Recorded data
========================================================================

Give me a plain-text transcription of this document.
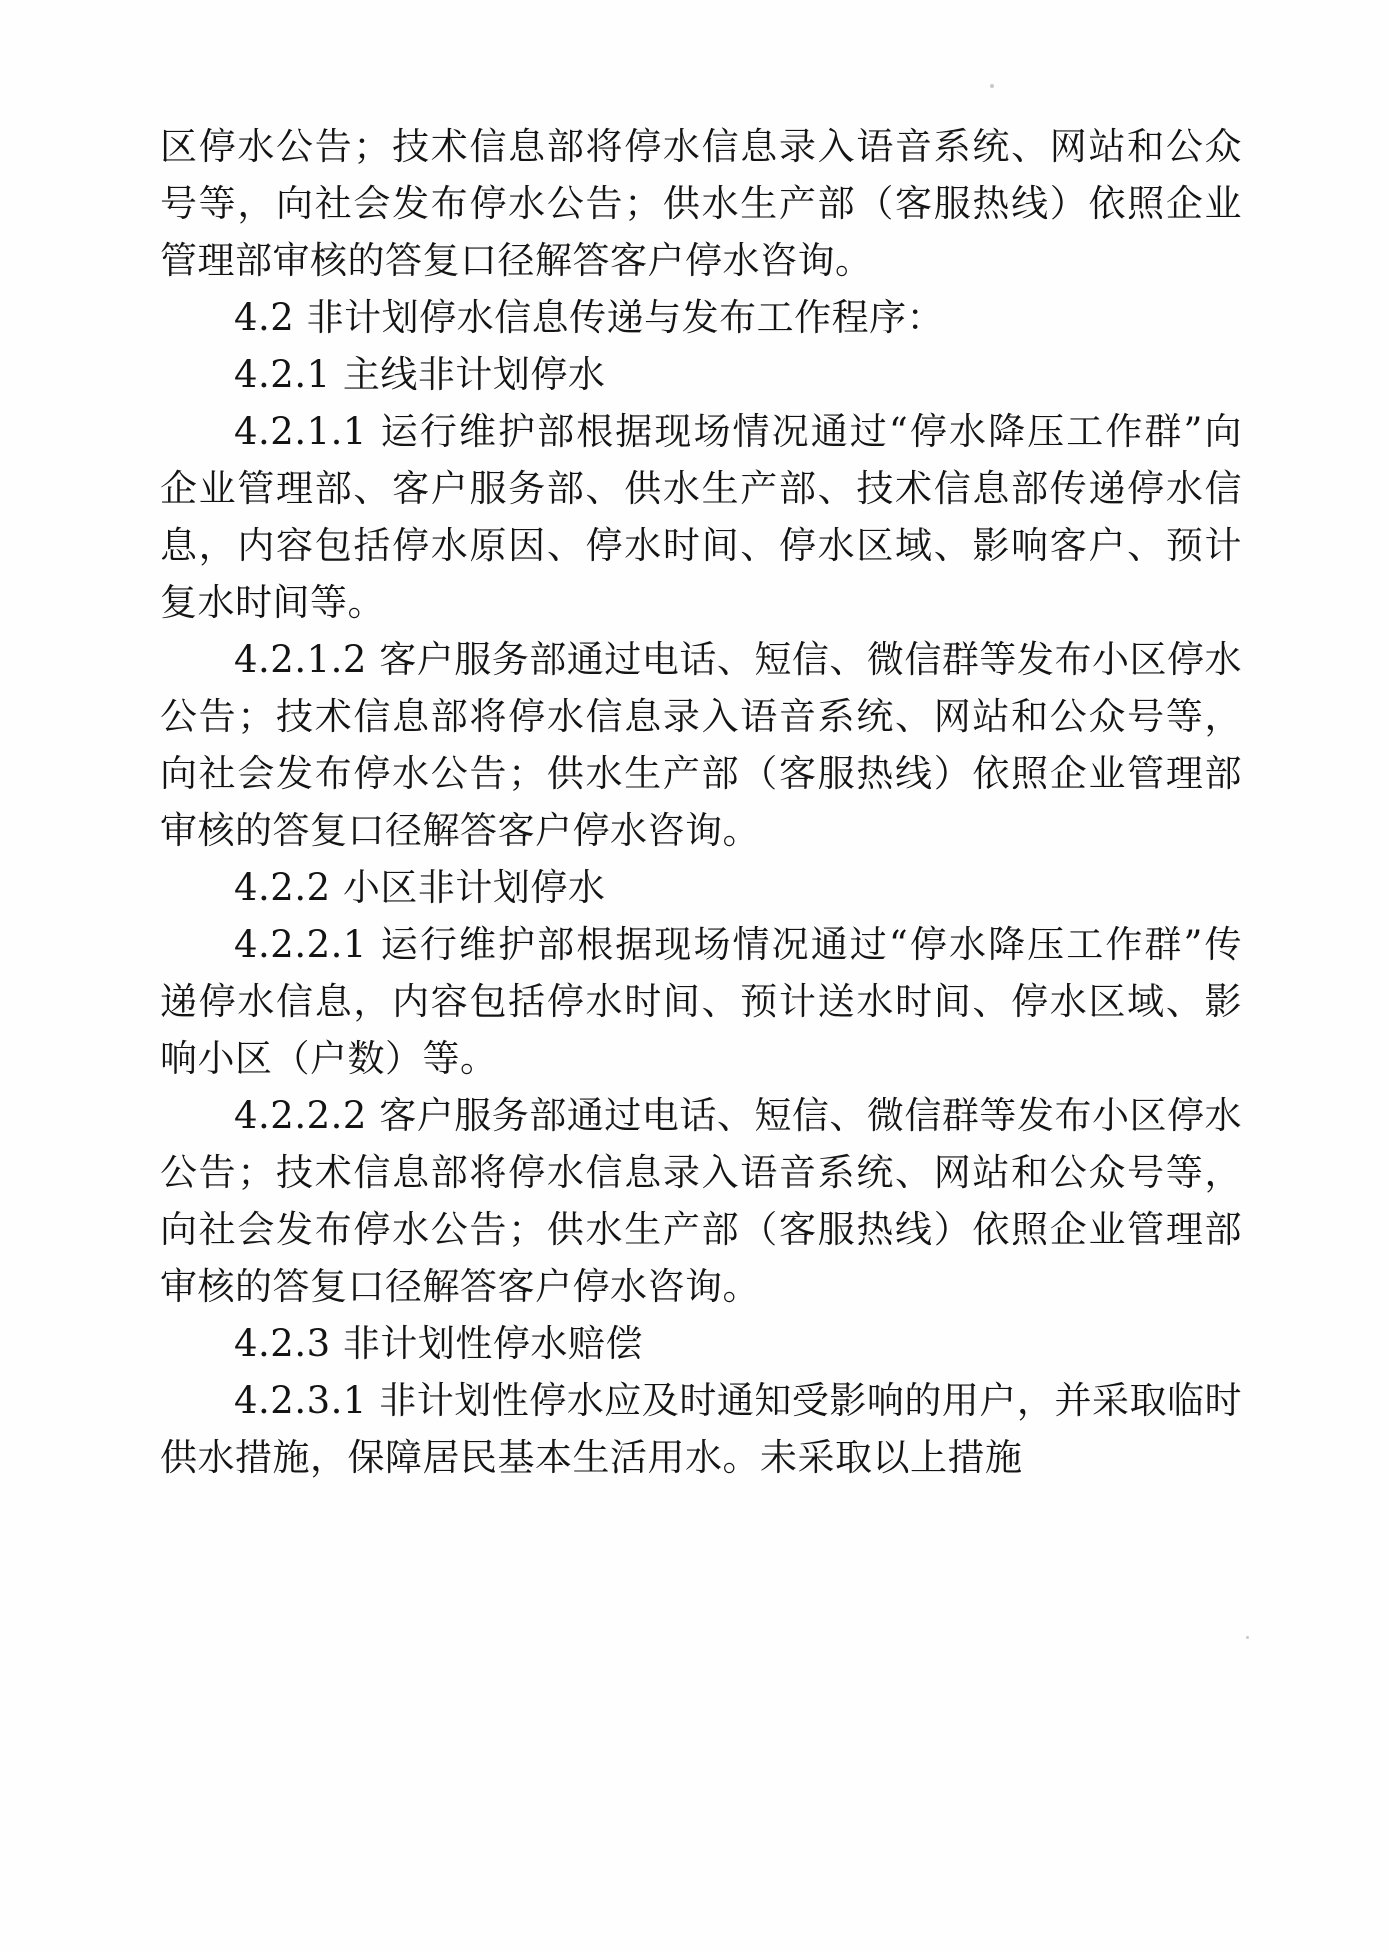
区停水公告；技术信息部将停水信息录入语音系统、网站和公众号等，向社会发布停水公告；供水生产部（客服热线）依照企业管理部审核的答复口径解答客户停水咨询。

4.2 非计划停水信息传递与发布工作程序：

4.2.1 主线非计划停水

4.2.1.1 运行维护部根据现场情况通过“停水降压工作群”向企业管理部、客户服务部、供水生产部、技术信息部传递停水信息，内容包括停水原因、停水时间、停水区域、影响客户、预计复水时间等。

4.2.1.2 客户服务部通过电话、短信、微信群等发布小区停水公告；技术信息部将停水信息录入语音系统、网站和公众号等，向社会发布停水公告；供水生产部（客服热线）依照企业管理部审核的答复口径解答客户停水咨询。

4.2.2 小区非计划停水

4.2.2.1 运行维护部根据现场情况通过“停水降压工作群”传递停水信息，内容包括停水时间、预计送水时间、停水区域、影响小区（户数）等。

4.2.2.2 客户服务部通过电话、短信、微信群等发布小区停水公告；技术信息部将停水信息录入语音系统、网站和公众号等，向社会发布停水公告；供水生产部（客服热线）依照企业管理部审核的答复口径解答客户停水咨询。

4.2.3 非计划性停水赔偿

4.2.3.1 非计划性停水应及时通知受影响的用户，并采取临时供水措施，保障居民基本生活用水。未采取以上措施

========================================================================

Your task
Repeat the records above exactly, omitting every picture.

Response below
Give me a plain-text transcription of this document.
区停水公告；技术信息部将停水信息录入语音系统、网站和公众号等，向社会发布停水公告；供水生产部（客服热线）依照企业管理部审核的答复口径解答客户停水咨询。

4.2 非计划停水信息传递与发布工作程序：

4.2.1 主线非计划停水

4.2.1.1 运行维护部根据现场情况通过“停水降压工作群”向企业管理部、客户服务部、供水生产部、技术信息部传递停水信息，内容包括停水原因、停水时间、停水区域、影响客户、预计复水时间等。

4.2.1.2 客户服务部通过电话、短信、微信群等发布小区停水公告；技术信息部将停水信息录入语音系统、网站和公众号等，向社会发布停水公告；供水生产部（客服热线）依照企业管理部审核的答复口径解答客户停水咨询。

4.2.2 小区非计划停水

4.2.2.1 运行维护部根据现场情况通过“停水降压工作群”传递停水信息，内容包括停水时间、预计送水时间、停水区域、影响小区（户数）等。

4.2.2.2 客户服务部通过电话、短信、微信群等发布小区停水公告；技术信息部将停水信息录入语音系统、网站和公众号等，向社会发布停水公告；供水生产部（客服热线）依照企业管理部审核的答复口径解答客户停水咨询。

4.2.3 非计划性停水赔偿

4.2.3.1 非计划性停水应及时通知受影响的用户，并采取临时供水措施，保障居民基本生活用水。未采取以上措施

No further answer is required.